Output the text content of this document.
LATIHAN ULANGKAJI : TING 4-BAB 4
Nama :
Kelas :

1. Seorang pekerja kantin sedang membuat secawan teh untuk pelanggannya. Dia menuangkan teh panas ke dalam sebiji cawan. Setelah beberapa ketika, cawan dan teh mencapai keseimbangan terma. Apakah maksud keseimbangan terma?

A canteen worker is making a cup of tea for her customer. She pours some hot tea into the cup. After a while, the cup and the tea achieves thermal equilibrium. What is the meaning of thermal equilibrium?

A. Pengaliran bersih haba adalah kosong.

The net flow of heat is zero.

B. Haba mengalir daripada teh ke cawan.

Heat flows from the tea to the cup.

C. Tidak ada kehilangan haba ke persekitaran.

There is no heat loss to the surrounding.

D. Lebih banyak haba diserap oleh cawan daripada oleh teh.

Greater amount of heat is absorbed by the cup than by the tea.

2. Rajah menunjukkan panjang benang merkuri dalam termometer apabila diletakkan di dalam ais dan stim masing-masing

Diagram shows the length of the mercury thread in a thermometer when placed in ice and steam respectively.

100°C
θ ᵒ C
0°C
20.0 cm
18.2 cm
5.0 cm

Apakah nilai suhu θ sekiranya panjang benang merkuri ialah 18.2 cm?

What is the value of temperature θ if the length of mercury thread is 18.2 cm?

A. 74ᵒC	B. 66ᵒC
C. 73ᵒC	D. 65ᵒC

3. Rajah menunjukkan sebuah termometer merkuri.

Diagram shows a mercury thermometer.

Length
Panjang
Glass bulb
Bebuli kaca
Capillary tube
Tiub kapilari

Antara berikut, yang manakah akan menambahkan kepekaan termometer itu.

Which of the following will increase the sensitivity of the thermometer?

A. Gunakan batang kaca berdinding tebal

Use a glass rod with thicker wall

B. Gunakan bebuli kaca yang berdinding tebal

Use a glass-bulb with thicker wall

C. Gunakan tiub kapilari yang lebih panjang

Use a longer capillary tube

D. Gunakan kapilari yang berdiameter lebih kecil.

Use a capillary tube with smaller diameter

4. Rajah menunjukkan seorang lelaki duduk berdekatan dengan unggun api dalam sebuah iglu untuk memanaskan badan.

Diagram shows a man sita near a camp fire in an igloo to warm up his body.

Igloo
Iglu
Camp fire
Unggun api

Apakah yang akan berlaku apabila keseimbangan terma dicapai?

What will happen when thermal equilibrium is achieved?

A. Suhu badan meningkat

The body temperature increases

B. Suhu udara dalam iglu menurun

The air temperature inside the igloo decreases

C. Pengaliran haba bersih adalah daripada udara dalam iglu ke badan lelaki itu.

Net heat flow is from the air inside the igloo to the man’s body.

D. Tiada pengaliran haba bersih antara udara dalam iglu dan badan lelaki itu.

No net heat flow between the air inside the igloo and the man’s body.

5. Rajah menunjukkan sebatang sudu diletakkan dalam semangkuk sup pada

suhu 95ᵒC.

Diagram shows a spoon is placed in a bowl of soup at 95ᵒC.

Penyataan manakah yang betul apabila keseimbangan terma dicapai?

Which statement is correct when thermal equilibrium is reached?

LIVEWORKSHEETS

INSTRUCTION
Filter the data, keeping only the lines that contain "udara".

EXERCISE SOLUTION
B. Suhu udara dalam iglu menurun
C. Pengaliran haba bersih adalah daripada udara dalam iglu ke badan lelaki itu.
D. Tiada pengaliran haba bersih antara udara dalam iglu dan badan lelaki itu.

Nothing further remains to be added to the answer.